--- START OF Recorded information ---
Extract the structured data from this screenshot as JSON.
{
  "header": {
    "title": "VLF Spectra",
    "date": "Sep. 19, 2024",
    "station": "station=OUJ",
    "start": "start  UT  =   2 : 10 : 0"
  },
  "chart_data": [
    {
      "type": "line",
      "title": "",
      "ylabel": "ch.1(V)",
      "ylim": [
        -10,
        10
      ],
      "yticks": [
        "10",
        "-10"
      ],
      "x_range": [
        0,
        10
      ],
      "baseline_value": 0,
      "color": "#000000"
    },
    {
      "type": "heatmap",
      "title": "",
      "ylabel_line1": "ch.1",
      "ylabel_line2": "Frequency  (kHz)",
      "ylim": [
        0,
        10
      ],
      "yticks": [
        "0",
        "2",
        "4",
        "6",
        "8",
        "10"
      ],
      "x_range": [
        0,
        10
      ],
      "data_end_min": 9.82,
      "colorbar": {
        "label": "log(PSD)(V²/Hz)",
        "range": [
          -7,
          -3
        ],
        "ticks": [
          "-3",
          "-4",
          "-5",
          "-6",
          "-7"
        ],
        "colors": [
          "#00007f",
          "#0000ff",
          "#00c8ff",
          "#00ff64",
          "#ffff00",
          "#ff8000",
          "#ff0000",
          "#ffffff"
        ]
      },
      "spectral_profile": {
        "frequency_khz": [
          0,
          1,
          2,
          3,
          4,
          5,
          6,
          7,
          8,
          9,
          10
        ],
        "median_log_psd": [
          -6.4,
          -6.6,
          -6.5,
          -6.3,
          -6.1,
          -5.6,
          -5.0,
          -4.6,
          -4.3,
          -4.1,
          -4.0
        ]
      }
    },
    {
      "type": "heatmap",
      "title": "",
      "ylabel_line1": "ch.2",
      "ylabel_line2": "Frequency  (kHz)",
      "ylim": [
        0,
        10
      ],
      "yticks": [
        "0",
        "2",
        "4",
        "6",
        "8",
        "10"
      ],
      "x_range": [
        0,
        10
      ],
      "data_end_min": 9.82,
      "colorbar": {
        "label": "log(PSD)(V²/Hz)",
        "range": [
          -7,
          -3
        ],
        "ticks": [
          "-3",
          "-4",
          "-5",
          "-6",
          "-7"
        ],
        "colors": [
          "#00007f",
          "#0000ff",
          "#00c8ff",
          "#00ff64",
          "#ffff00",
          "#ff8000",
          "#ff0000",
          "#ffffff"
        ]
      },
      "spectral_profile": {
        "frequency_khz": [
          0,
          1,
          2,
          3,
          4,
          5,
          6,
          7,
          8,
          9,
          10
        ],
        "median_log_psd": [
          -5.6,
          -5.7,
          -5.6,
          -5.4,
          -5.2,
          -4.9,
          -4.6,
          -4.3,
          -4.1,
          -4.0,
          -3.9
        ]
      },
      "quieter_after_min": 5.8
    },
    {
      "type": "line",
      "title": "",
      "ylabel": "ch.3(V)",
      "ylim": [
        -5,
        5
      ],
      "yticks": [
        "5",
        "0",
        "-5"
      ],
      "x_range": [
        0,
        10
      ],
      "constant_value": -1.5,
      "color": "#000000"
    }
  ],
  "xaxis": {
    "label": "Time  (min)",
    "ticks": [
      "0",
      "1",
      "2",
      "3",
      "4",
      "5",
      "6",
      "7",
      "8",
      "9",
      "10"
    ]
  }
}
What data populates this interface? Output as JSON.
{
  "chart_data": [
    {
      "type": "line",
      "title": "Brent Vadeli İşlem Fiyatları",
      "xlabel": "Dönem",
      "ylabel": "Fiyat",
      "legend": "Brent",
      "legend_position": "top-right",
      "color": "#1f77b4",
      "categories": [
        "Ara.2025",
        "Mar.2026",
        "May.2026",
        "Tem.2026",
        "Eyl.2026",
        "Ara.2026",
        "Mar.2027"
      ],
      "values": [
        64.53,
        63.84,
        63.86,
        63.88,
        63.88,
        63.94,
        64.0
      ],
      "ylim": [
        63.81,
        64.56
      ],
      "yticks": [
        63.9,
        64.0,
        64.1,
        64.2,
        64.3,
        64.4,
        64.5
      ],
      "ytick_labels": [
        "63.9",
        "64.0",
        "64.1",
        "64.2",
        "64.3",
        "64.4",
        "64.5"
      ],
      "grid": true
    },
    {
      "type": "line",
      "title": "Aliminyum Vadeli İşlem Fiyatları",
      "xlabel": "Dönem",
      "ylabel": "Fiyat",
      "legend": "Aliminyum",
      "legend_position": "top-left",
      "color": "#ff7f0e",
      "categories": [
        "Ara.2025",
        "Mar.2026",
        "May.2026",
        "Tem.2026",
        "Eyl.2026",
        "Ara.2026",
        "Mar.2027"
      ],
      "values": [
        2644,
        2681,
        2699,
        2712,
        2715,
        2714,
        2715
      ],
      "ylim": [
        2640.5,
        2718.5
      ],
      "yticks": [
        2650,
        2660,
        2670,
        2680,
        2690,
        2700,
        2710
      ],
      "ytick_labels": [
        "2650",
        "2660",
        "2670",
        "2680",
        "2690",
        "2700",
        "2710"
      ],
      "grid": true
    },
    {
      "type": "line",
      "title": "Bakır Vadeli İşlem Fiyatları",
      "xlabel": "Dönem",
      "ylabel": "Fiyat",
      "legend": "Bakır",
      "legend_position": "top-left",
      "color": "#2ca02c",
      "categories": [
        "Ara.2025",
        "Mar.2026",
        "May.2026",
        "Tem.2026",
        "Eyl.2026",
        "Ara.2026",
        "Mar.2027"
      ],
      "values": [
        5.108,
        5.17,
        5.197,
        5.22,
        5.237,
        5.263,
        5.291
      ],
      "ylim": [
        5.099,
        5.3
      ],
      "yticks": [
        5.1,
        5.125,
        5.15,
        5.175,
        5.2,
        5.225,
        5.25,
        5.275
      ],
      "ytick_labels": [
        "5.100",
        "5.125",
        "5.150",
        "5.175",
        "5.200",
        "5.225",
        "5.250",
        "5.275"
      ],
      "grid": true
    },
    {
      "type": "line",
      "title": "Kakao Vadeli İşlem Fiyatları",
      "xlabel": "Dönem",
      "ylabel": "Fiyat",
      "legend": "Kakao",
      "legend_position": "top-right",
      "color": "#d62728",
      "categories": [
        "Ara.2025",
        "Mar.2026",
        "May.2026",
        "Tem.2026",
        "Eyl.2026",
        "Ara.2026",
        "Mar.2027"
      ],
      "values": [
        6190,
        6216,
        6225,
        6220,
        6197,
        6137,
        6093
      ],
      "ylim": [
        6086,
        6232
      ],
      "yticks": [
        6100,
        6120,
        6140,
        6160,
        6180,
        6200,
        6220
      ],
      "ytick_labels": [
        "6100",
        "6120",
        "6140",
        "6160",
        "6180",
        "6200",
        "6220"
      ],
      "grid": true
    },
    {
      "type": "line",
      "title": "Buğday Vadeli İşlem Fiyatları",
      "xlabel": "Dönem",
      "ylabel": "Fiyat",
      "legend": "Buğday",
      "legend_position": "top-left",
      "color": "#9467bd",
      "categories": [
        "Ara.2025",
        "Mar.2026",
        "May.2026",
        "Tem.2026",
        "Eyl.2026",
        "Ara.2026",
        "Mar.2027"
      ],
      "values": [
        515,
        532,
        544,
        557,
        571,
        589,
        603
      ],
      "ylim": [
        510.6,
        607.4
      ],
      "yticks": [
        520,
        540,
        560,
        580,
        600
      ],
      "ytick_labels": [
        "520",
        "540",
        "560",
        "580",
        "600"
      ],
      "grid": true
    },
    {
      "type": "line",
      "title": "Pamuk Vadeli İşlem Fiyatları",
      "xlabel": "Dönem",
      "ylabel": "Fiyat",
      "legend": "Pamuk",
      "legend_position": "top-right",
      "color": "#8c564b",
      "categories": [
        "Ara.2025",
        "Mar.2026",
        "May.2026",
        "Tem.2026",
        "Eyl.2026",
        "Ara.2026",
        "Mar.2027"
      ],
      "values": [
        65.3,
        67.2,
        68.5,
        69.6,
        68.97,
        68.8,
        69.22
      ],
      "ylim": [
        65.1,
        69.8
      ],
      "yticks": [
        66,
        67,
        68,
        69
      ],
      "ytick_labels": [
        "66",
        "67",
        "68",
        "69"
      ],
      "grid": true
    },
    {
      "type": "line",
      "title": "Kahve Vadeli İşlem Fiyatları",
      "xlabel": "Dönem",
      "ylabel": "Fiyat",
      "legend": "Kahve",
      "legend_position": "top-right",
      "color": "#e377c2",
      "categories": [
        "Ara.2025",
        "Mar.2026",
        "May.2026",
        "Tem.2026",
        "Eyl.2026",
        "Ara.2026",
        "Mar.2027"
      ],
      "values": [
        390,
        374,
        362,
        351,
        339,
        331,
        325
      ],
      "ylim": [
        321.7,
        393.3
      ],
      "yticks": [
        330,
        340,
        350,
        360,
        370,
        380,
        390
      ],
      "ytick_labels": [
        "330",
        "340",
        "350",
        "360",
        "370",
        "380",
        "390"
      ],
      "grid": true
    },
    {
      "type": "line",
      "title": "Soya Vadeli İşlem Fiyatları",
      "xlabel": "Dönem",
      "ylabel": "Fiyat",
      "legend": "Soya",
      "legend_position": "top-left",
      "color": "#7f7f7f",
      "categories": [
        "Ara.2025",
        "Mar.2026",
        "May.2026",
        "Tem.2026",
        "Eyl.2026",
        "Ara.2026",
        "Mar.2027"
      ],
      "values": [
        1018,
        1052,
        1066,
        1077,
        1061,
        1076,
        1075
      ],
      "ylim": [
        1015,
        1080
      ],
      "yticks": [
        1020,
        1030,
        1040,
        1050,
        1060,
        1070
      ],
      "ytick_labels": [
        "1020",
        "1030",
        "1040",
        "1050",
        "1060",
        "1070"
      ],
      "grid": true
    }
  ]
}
--- END OF Recorded information ---
Tell how many lines in the material contain the word "this". Only the number is wanted.

[Task answer] 2